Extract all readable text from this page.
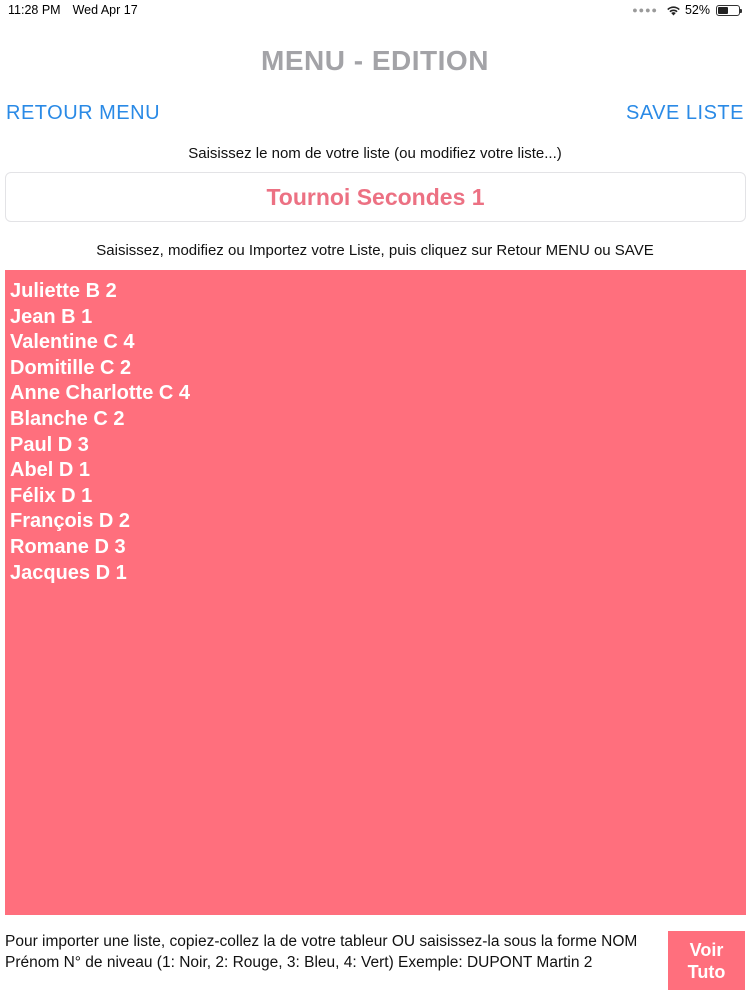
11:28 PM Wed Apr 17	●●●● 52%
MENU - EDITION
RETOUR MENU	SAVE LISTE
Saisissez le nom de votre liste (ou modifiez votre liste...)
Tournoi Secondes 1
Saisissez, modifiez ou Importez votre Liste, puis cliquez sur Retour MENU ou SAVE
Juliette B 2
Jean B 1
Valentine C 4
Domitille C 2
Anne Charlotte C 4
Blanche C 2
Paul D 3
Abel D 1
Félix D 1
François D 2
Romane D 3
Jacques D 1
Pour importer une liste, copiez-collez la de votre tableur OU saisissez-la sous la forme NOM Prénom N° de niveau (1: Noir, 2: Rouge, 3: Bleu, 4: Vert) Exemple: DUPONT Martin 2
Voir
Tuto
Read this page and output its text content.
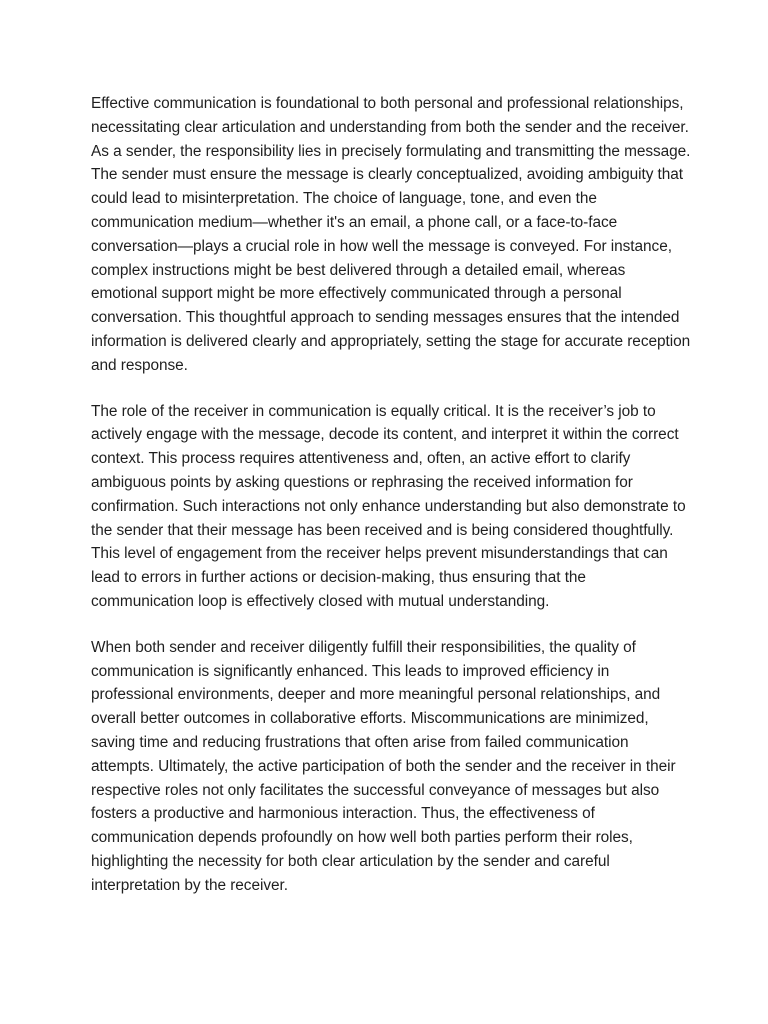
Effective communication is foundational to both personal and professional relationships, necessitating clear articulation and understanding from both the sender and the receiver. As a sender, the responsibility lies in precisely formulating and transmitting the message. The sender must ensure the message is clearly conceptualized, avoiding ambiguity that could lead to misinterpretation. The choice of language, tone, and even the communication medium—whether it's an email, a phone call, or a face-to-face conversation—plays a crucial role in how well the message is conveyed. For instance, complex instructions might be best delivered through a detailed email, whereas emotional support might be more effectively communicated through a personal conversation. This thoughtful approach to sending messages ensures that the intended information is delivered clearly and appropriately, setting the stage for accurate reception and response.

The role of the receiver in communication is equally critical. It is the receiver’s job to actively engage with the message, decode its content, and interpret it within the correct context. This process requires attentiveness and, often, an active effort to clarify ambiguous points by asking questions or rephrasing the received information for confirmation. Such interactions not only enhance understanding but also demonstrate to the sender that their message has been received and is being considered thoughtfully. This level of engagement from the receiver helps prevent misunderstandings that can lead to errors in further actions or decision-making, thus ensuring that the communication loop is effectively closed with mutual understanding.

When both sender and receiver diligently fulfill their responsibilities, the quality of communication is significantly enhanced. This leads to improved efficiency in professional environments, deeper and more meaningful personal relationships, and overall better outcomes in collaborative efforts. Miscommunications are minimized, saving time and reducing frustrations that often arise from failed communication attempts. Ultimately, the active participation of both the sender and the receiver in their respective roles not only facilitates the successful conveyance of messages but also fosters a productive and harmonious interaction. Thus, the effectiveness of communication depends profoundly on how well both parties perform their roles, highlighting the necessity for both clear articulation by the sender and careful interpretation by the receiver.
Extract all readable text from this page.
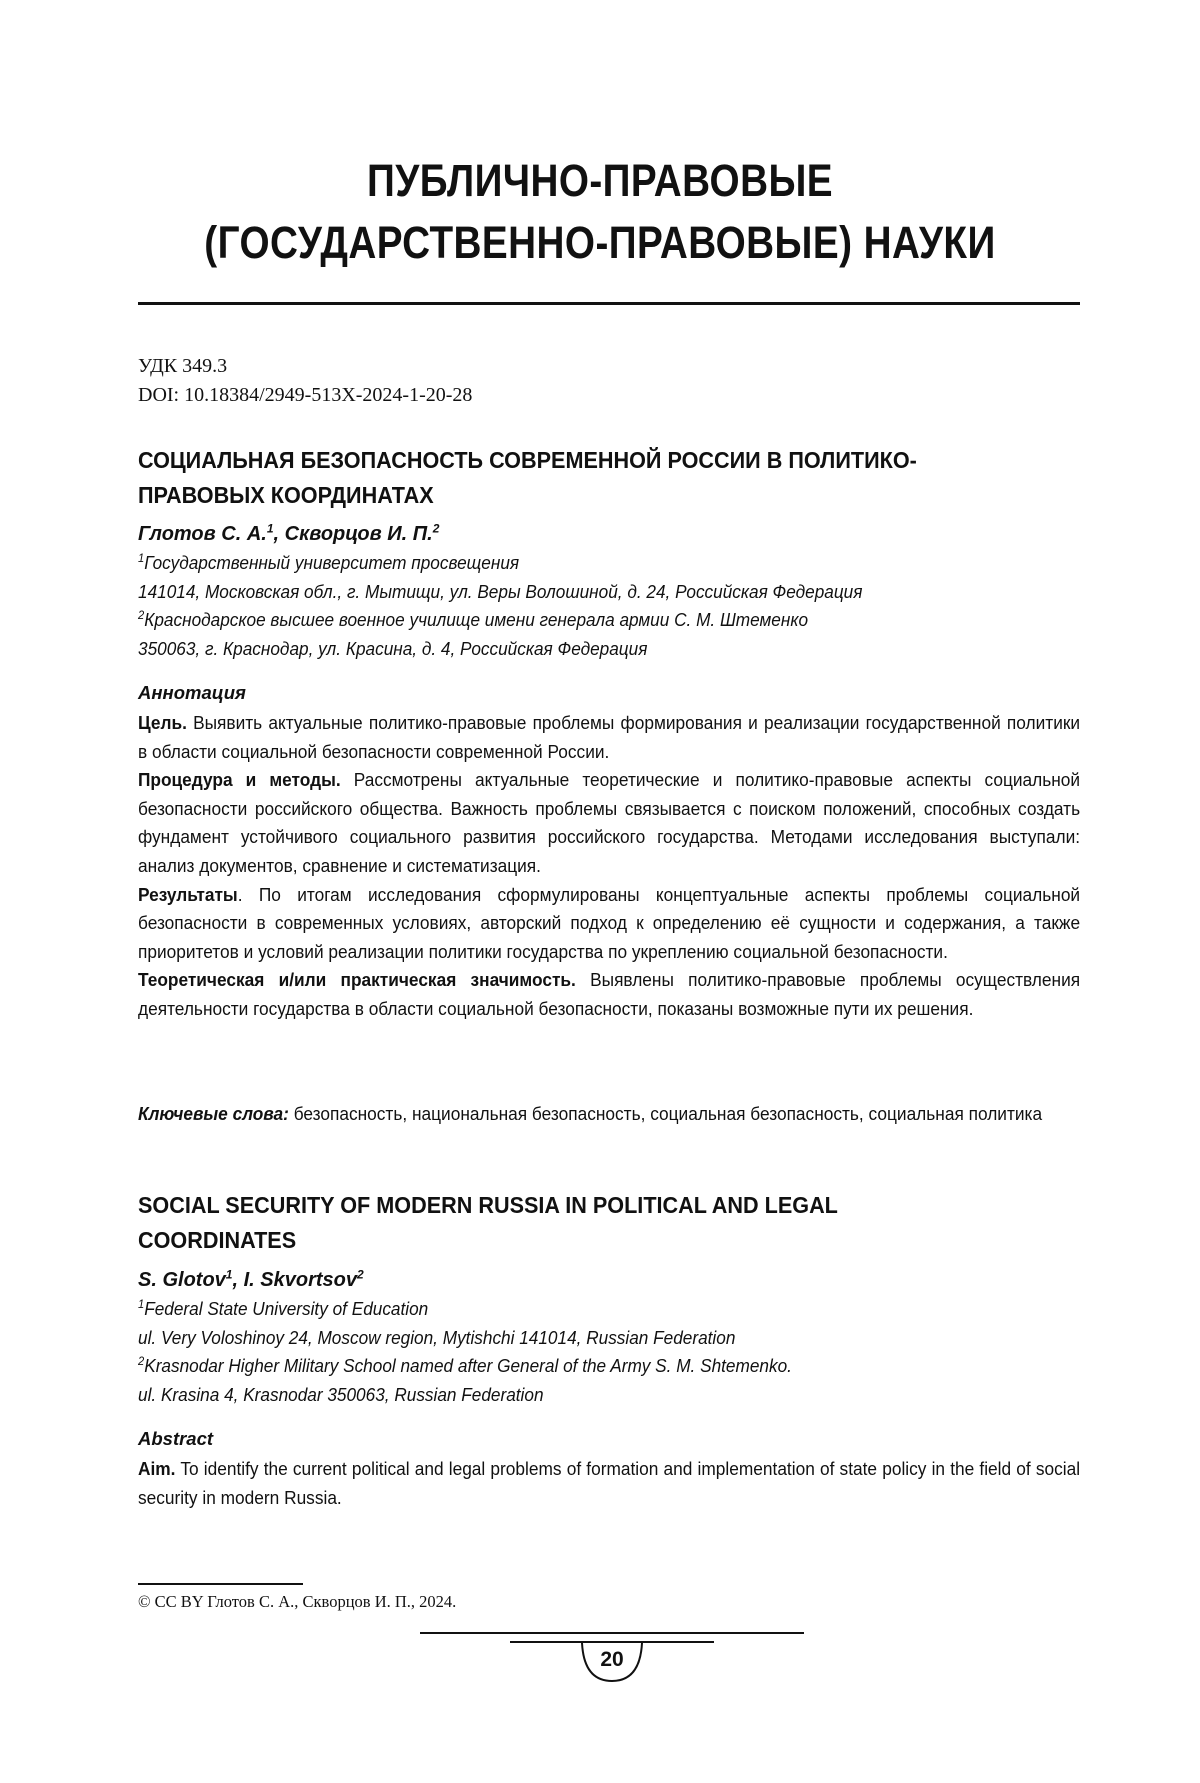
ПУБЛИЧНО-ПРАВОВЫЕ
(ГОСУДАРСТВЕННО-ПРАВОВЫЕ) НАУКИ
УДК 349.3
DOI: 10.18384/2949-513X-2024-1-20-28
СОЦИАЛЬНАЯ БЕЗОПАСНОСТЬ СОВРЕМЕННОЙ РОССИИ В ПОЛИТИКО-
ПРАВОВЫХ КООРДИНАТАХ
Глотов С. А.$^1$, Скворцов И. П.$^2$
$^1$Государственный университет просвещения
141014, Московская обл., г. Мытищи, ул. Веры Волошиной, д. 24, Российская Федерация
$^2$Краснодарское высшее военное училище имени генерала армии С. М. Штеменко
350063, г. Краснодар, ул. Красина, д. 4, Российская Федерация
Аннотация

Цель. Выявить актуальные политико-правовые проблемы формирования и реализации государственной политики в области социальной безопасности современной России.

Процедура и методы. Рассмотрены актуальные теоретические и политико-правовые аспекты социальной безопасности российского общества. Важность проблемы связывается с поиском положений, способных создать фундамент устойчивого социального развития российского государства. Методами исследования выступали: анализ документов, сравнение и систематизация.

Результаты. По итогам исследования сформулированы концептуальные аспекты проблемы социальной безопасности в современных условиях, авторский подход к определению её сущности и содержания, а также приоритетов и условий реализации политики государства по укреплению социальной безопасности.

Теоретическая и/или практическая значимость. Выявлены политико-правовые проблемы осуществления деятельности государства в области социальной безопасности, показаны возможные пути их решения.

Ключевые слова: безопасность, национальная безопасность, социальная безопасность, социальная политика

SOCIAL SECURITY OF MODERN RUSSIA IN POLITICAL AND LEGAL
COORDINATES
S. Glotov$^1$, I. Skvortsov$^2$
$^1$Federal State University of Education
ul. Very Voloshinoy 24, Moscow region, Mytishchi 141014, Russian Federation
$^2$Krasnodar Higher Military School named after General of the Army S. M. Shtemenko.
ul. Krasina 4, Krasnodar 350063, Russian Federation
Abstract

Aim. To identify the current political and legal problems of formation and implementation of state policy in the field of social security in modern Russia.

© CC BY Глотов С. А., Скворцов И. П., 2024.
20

* [Exercise directions] Output each line exactly; omit every picture.

* [The solution]
Extract all readable text from this page.
11:28 PM Wed Apr 17	●●●● 52%
MENU - EDITION
RETOUR MENU	SAVE LISTE
Saisissez le nom de votre liste (ou modifiez votre liste...)
Tournoi Secondes 1
Saisissez, modifiez ou Importez votre Liste, puis cliquez sur Retour MENU ou SAVE
Juliette B 2
Jean B 1
Valentine C 4
Domitille C 2
Anne Charlotte C 4
Blanche C 2
Paul D 3
Abel D 1
Félix D 1
François D 2
Romane D 3
Jacques D 1
Pour importer une liste, copiez-collez la de votre tableur OU saisissez-la sous la forme NOM Prénom N° de niveau (1: Noir, 2: Rouge, 3: Bleu, 4: Vert) Exemple: DUPONT Martin 2
Voir
Tuto
Read this page and output its text content.
Effective communication is foundational to both personal and professional relationships, necessitating clear articulation and understanding from both the sender and the receiver. As a sender, the responsibility lies in precisely formulating and transmitting the message. The sender must ensure the message is clearly conceptualized, avoiding ambiguity that could lead to misinterpretation. The choice of language, tone, and even the communication medium—whether it's an email, a phone call, or a face-to-face conversation—plays a crucial role in how well the message is conveyed. For instance, complex instructions might be best delivered through a detailed email, whereas emotional support might be more effectively communicated through a personal conversation. This thoughtful approach to sending messages ensures that the intended information is delivered clearly and appropriately, setting the stage for accurate reception and response.

The role of the receiver in communication is equally critical. It is the receiver’s job to actively engage with the message, decode its content, and interpret it within the correct context. This process requires attentiveness and, often, an active effort to clarify ambiguous points by asking questions or rephrasing the received information for confirmation. Such interactions not only enhance understanding but also demonstrate to the sender that their message has been received and is being considered thoughtfully. This level of engagement from the receiver helps prevent misunderstandings that can lead to errors in further actions or decision-making, thus ensuring that the communication loop is effectively closed with mutual understanding.

When both sender and receiver diligently fulfill their responsibilities, the quality of communication is significantly enhanced. This leads to improved efficiency in professional environments, deeper and more meaningful personal relationships, and overall better outcomes in collaborative efforts. Miscommunications are minimized, saving time and reducing frustrations that often arise from failed communication attempts. Ultimately, the active participation of both the sender and the receiver in their respective roles not only facilitates the successful conveyance of messages but also fosters a productive and harmonious interaction. Thus, the effectiveness of communication depends profoundly on how well both parties perform their roles, highlighting the necessity for both clear articulation by the sender and careful interpretation by the receiver.
Extract all readable text from this page.
ПУБЛИЧНО-ПРАВОВЫЕ
(ГОСУДАРСТВЕННО-ПРАВОВЫЕ) НАУКИ
УДК 349.3
DOI: 10.18384/2949-513X-2024-1-20-28
СОЦИАЛЬНАЯ БЕЗОПАСНОСТЬ СОВРЕМЕННОЙ РОССИИ В ПОЛИТИКО-
ПРАВОВЫХ КООРДИНАТАХ
Глотов С. А.$^1$, Скворцов И. П.$^2$
$^1$Государственный университет просвещения
141014, Московская обл., г. Мытищи, ул. Веры Волошиной, д. 24, Российская Федерация
$^2$Краснодарское высшее военное училище имени генерала армии С. М. Штеменко
350063, г. Краснодар, ул. Красина, д. 4, Российская Федерация
Аннотация

Цель. Выявить актуальные политико-правовые проблемы формирования и реализации государственной политики в области социальной безопасности современной России.

Процедура и методы. Рассмотрены актуальные теоретические и политико-правовые аспекты социальной безопасности российского общества. Важность проблемы связывается с поиском положений, способных создать фундамент устойчивого социального развития российского государства. Методами исследования выступали: анализ документов, сравнение и систематизация.

Результаты. По итогам исследования сформулированы концептуальные аспекты проблемы социальной безопасности в современных условиях, авторский подход к определению её сущности и содержания, а также приоритетов и условий реализации политики государства по укреплению социальной безопасности.

Теоретическая и/или практическая значимость. Выявлены политико-правовые проблемы осуществления деятельности государства в области социальной безопасности, показаны возможные пути их решения.

Ключевые слова: безопасность, национальная безопасность, социальная безопасность, социальная политика

SOCIAL SECURITY OF MODERN RUSSIA IN POLITICAL AND LEGAL
COORDINATES
S. Glotov$^1$, I. Skvortsov$^2$
$^1$Federal State University of Education
ul. Very Voloshinoy 24, Moscow region, Mytishchi 141014, Russian Federation
$^2$Krasnodar Higher Military School named after General of the Army S. M. Shtemenko.
ul. Krasina 4, Krasnodar 350063, Russian Federation
Abstract

Aim. To identify the current political and legal problems of formation and implementation of state policy in the field of social security in modern Russia.

© CC BY Глотов С. А., Скворцов И. П., 2024.
20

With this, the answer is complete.